> _Aim_
Copy out every record below with complete accuracy.
====== Record extracts ======
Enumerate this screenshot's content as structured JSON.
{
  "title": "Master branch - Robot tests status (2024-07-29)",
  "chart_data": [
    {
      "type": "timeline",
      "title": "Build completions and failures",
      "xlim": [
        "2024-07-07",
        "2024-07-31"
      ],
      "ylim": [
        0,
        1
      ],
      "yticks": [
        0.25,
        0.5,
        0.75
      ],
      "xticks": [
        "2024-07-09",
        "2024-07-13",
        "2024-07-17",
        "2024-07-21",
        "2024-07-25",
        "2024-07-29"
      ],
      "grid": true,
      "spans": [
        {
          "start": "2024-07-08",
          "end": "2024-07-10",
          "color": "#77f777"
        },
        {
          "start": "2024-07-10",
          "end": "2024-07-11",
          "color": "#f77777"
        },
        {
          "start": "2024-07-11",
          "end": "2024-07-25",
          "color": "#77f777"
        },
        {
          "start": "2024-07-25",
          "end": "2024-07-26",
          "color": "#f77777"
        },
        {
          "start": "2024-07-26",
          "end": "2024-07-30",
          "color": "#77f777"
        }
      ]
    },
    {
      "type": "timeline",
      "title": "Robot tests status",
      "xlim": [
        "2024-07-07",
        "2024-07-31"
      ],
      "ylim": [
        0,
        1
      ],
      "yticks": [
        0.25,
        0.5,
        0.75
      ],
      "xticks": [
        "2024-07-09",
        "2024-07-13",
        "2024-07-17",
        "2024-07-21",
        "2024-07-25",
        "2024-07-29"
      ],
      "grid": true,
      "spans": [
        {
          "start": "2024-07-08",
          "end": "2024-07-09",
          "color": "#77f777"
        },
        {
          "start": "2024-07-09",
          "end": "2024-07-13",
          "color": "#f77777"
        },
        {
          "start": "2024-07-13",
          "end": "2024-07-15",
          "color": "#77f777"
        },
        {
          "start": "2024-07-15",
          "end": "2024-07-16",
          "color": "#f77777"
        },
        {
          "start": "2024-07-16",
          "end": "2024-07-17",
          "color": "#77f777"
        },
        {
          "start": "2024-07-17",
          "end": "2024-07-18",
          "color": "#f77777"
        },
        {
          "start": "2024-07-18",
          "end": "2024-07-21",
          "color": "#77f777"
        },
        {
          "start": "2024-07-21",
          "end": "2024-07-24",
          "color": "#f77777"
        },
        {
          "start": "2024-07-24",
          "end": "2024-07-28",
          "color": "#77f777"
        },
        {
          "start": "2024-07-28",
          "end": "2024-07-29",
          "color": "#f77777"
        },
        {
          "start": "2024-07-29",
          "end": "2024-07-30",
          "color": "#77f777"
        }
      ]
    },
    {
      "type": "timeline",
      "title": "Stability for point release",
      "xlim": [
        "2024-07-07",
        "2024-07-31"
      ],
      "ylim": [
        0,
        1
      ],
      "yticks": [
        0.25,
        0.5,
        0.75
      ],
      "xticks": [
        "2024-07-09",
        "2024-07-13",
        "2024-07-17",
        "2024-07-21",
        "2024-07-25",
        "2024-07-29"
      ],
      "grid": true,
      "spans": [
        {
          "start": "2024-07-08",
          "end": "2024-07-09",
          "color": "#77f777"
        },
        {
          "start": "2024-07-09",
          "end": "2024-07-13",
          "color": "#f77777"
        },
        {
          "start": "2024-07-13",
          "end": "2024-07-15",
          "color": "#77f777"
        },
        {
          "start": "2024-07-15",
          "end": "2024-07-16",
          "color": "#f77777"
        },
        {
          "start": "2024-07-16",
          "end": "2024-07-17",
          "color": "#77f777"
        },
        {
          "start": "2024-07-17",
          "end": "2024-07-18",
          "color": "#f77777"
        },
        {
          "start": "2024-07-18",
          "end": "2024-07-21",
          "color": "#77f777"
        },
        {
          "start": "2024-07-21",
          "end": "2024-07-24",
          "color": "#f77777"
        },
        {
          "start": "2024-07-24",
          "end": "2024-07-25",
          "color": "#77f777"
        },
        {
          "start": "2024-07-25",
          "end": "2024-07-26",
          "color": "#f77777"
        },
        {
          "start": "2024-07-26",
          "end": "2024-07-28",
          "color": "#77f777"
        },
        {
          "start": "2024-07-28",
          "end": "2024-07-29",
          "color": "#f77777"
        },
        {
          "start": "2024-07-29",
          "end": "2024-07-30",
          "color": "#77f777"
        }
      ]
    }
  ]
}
======
> _Result below_
Enumerate this screenshot's content as structured JSON.
{
  "title": "Master branch - Robot tests status (2024-07-29)",
  "chart_data": [
    {
      "type": "timeline",
      "title": "Build completions and failures",
      "xlim": [
        "2024-07-07",
        "2024-07-31"
      ],
      "ylim": [
        0,
        1
      ],
      "yticks": [
        0.25,
        0.5,
        0.75
      ],
      "xticks": [
        "2024-07-09",
        "2024-07-13",
        "2024-07-17",
        "2024-07-21",
        "2024-07-25",
        "2024-07-29"
      ],
      "grid": true,
      "spans": [
        {
          "start": "2024-07-08",
          "end": "2024-07-10",
          "color": "#77f777"
        },
        {
          "start": "2024-07-10",
          "end": "2024-07-11",
          "color": "#f77777"
        },
        {
          "start": "2024-07-11",
          "end": "2024-07-25",
          "color": "#77f777"
        },
        {
          "start": "2024-07-25",
          "end": "2024-07-26",
          "color": "#f77777"
        },
        {
          "start": "2024-07-26",
          "end": "2024-07-30",
          "color": "#77f777"
        }
      ]
    },
    {
      "type": "timeline",
      "title": "Robot tests status",
      "xlim": [
        "2024-07-07",
        "2024-07-31"
      ],
      "ylim": [
        0,
        1
      ],
      "yticks": [
        0.25,
        0.5,
        0.75
      ],
      "xticks": [
        "2024-07-09",
        "2024-07-13",
        "2024-07-17",
        "2024-07-21",
        "2024-07-25",
        "2024-07-29"
      ],
      "grid": true,
      "spans": [
        {
          "start": "2024-07-08",
          "end": "2024-07-09",
          "color": "#77f777"
        },
        {
          "start": "2024-07-09",
          "end": "2024-07-13",
          "color": "#f77777"
        },
        {
          "start": "2024-07-13",
          "end": "2024-07-15",
          "color": "#77f777"
        },
        {
          "start": "2024-07-15",
          "end": "2024-07-16",
          "color": "#f77777"
        },
        {
          "start": "2024-07-16",
          "end": "2024-07-17",
          "color": "#77f777"
        },
        {
          "start": "2024-07-17",
          "end": "2024-07-18",
          "color": "#f77777"
        },
        {
          "start": "2024-07-18",
          "end": "2024-07-21",
          "color": "#77f777"
        },
        {
          "start": "2024-07-21",
          "end": "2024-07-24",
          "color": "#f77777"
        },
        {
          "start": "2024-07-24",
          "end": "2024-07-28",
          "color": "#77f777"
        },
        {
          "start": "2024-07-28",
          "end": "2024-07-29",
          "color": "#f77777"
        },
        {
          "start": "2024-07-29",
          "end": "2024-07-30",
          "color": "#77f777"
        }
      ]
    },
    {
      "type": "timeline",
      "title": "Stability for point release",
      "xlim": [
        "2024-07-07",
        "2024-07-31"
      ],
      "ylim": [
        0,
        1
      ],
      "yticks": [
        0.25,
        0.5,
        0.75
      ],
      "xticks": [
        "2024-07-09",
        "2024-07-13",
        "2024-07-17",
        "2024-07-21",
        "2024-07-25",
        "2024-07-29"
      ],
      "grid": true,
      "spans": [
        {
          "start": "2024-07-08",
          "end": "2024-07-09",
          "color": "#77f777"
        },
        {
          "start": "2024-07-09",
          "end": "2024-07-13",
          "color": "#f77777"
        },
        {
          "start": "2024-07-13",
          "end": "2024-07-15",
          "color": "#77f777"
        },
        {
          "start": "2024-07-15",
          "end": "2024-07-16",
          "color": "#f77777"
        },
        {
          "start": "2024-07-16",
          "end": "2024-07-17",
          "color": "#77f777"
        },
        {
          "start": "2024-07-17",
          "end": "2024-07-18",
          "color": "#f77777"
        },
        {
          "start": "2024-07-18",
          "end": "2024-07-21",
          "color": "#77f777"
        },
        {
          "start": "2024-07-21",
          "end": "2024-07-24",
          "color": "#f77777"
        },
        {
          "start": "2024-07-24",
          "end": "2024-07-25",
          "color": "#77f777"
        },
        {
          "start": "2024-07-25",
          "end": "2024-07-26",
          "color": "#f77777"
        },
        {
          "start": "2024-07-26",
          "end": "2024-07-28",
          "color": "#77f777"
        },
        {
          "start": "2024-07-28",
          "end": "2024-07-29",
          "color": "#f77777"
        },
        {
          "start": "2024-07-29",
          "end": "2024-07-30",
          "color": "#77f777"
        }
      ]
    }
  ]
}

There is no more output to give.